▶ **CHALLENGE**
Check each line of the material below for the string "amet", then report how many lines have it, and nothing else.

## begin RECORDS FOR THIS EXERCISE

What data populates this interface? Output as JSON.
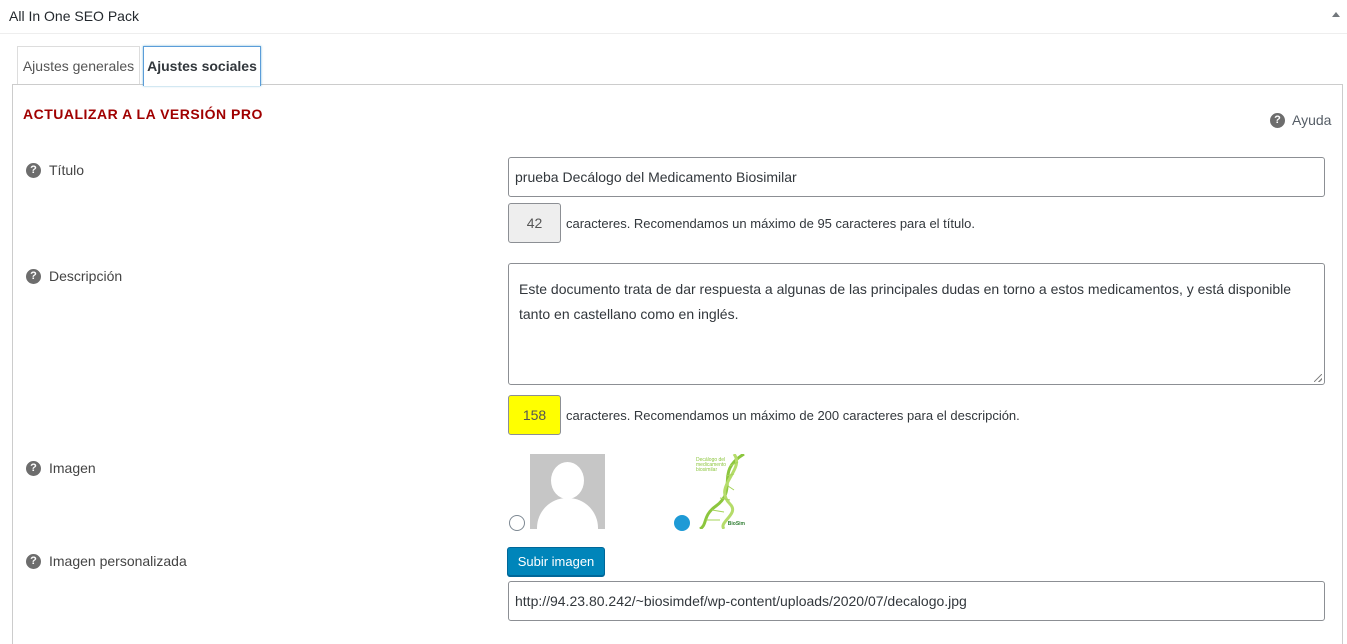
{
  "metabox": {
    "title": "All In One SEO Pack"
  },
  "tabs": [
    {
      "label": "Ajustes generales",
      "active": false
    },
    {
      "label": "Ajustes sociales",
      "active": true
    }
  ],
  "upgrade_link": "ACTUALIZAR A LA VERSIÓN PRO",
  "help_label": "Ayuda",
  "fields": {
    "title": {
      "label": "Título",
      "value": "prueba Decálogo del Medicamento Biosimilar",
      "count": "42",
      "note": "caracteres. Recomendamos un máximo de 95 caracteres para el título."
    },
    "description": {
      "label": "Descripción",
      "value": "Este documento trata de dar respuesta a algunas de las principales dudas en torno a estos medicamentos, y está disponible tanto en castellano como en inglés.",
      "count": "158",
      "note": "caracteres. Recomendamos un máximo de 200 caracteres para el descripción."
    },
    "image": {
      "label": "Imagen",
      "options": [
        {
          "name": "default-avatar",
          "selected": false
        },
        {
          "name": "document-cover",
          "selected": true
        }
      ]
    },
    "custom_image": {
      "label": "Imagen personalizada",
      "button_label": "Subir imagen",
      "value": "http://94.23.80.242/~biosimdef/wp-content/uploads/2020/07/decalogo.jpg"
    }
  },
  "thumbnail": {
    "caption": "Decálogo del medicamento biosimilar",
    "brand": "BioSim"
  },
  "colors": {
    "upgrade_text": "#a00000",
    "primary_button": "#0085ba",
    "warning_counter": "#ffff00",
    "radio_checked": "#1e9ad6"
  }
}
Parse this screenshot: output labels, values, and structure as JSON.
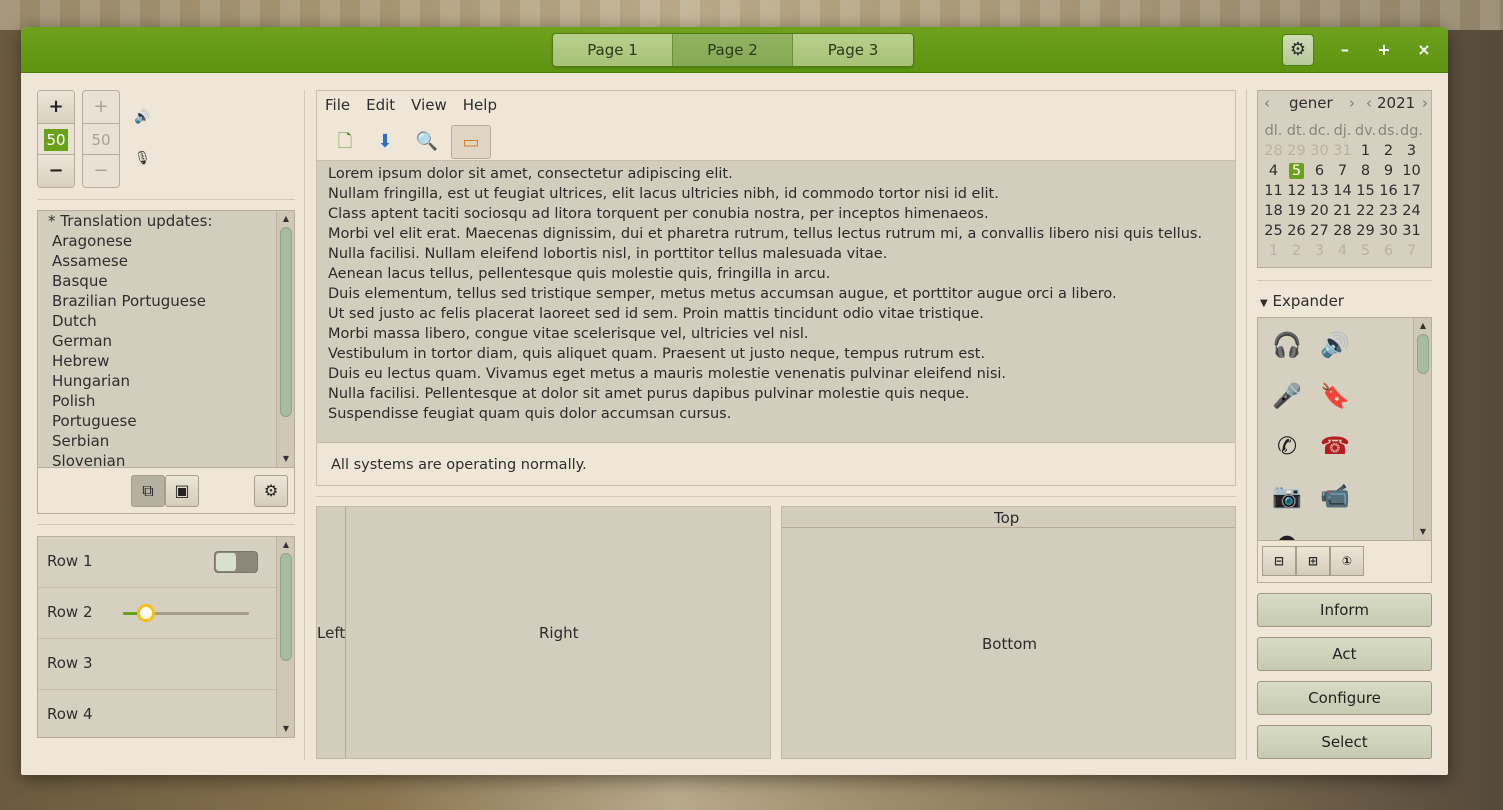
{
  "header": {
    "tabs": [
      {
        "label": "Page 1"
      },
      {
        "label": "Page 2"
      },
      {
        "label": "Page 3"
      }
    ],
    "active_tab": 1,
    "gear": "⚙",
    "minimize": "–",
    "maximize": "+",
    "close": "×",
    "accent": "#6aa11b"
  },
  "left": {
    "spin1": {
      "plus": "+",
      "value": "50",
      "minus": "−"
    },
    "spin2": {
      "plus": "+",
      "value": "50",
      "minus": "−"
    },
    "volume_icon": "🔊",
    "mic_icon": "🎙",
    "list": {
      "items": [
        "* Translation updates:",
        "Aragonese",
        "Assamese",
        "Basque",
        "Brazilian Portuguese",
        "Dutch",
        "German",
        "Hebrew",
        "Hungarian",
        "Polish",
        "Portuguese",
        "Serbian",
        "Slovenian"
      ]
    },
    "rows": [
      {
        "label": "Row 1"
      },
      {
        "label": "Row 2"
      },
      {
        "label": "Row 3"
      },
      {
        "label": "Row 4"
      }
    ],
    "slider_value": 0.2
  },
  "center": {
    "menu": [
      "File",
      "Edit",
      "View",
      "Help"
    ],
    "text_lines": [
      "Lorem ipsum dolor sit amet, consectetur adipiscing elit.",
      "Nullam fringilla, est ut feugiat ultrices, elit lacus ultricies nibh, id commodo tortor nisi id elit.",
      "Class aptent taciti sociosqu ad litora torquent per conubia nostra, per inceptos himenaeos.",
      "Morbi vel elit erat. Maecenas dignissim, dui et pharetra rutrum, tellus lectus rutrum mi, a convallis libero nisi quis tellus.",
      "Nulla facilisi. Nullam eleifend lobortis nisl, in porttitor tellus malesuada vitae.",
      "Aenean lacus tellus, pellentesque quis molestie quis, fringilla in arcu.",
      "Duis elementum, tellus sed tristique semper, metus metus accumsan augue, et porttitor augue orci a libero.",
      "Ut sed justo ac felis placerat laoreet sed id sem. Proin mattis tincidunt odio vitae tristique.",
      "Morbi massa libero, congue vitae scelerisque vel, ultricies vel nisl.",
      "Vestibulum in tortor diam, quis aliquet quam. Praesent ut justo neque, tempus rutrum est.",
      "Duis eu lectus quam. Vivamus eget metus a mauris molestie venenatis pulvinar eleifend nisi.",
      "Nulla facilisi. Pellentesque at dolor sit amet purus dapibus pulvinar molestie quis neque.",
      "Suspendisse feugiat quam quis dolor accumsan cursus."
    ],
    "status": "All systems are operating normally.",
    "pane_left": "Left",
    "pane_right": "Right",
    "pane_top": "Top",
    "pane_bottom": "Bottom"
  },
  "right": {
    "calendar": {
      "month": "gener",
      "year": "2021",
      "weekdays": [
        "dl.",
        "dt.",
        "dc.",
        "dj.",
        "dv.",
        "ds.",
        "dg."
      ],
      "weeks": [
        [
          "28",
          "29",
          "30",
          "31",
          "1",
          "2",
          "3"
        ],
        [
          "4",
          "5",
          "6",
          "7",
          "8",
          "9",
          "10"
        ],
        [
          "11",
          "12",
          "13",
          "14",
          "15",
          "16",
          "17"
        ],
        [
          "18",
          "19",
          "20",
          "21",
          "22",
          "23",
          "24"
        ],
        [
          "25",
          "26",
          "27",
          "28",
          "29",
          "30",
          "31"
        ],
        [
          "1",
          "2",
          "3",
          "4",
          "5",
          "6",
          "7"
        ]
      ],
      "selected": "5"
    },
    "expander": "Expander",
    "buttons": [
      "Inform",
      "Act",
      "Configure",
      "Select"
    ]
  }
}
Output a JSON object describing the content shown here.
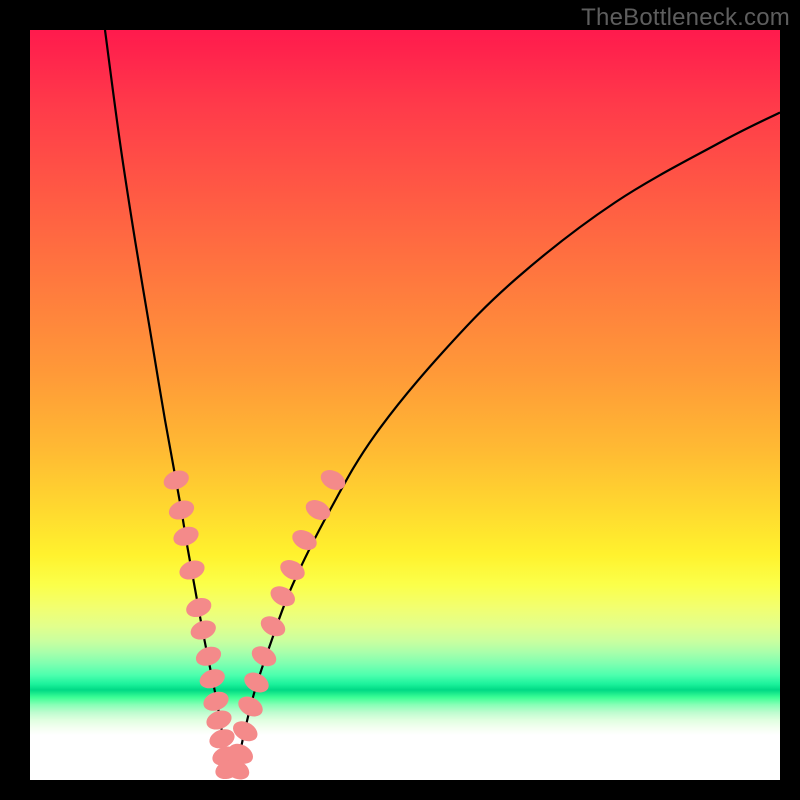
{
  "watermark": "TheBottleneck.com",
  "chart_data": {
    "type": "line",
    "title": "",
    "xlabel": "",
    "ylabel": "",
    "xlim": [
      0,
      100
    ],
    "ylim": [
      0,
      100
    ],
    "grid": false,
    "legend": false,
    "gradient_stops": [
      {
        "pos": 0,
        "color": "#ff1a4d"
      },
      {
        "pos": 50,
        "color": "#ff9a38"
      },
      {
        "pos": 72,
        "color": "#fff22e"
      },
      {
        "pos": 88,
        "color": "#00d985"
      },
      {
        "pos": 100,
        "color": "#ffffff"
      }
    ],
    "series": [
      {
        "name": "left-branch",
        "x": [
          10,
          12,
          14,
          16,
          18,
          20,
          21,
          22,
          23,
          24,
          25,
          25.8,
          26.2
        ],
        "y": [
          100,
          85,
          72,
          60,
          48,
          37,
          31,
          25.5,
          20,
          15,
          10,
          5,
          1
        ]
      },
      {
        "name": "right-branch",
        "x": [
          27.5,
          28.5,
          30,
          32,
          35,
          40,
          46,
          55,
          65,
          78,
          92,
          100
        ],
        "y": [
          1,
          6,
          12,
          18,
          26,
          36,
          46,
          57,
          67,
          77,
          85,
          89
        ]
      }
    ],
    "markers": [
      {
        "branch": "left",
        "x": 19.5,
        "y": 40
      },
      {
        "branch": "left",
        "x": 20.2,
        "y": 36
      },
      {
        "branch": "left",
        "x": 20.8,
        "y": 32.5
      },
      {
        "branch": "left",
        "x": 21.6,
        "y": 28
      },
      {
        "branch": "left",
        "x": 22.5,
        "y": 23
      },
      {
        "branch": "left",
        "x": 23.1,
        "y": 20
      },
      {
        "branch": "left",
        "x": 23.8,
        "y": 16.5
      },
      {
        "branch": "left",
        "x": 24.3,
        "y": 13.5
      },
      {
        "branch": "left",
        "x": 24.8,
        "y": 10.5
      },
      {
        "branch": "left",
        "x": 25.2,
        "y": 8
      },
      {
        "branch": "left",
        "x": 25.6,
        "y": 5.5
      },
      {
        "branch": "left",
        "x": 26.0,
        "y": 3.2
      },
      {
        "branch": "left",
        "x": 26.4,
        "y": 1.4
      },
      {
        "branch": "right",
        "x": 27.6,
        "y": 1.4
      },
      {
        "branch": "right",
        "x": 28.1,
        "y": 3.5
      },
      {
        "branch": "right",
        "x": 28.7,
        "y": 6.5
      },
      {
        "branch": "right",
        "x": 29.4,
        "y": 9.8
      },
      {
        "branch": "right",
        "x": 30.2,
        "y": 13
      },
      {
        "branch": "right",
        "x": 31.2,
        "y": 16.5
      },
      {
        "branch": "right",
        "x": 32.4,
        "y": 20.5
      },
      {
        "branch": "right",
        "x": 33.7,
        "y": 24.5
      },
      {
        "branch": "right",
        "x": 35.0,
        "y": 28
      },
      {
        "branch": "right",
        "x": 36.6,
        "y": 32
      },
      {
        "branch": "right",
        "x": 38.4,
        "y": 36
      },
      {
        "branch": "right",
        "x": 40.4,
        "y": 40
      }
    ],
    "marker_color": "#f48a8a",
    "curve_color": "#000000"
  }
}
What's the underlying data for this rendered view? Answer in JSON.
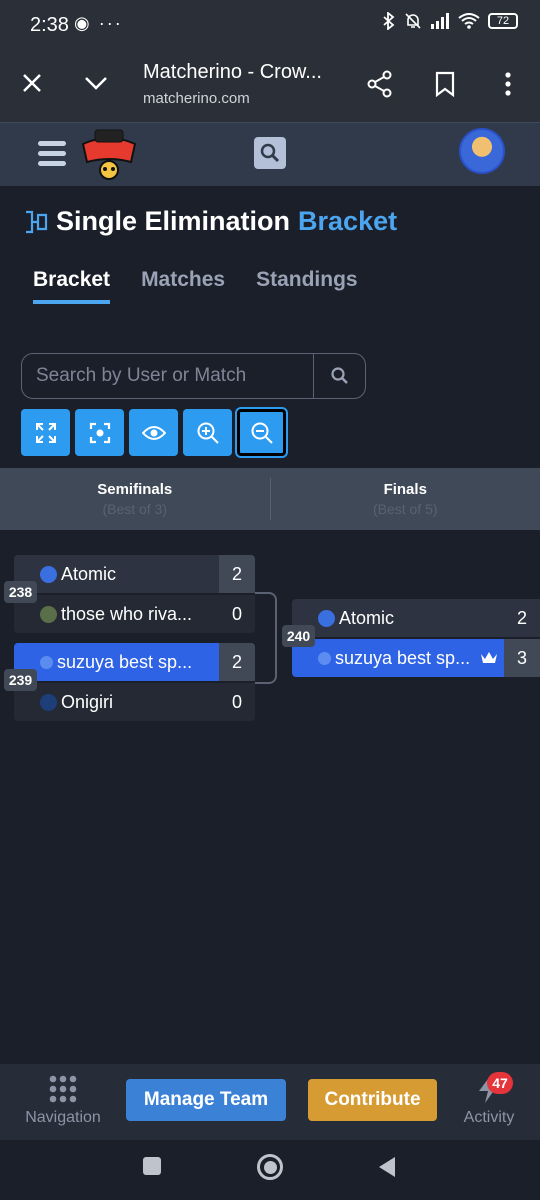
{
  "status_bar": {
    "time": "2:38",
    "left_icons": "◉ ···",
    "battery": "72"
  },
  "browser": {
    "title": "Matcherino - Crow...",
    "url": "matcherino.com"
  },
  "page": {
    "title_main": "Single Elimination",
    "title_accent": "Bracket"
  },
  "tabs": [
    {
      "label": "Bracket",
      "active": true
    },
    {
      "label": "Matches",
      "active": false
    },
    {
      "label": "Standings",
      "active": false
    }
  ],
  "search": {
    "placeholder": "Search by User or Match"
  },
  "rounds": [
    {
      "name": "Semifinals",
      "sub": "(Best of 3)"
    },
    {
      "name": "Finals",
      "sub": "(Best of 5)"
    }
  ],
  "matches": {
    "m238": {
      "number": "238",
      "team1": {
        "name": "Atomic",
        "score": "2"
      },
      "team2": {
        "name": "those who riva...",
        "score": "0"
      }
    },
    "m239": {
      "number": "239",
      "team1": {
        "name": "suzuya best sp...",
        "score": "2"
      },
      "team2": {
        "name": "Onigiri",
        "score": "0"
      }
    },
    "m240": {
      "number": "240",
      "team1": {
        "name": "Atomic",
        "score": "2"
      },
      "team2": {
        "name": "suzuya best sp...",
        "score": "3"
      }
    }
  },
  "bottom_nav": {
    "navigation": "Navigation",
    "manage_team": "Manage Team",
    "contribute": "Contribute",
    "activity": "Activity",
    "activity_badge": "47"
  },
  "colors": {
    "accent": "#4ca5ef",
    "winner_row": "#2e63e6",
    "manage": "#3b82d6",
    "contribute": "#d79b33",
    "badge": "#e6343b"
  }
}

## end RECORDS FOR THIS EXERCISE

▶ **ANSWER TO THIS TASK**
2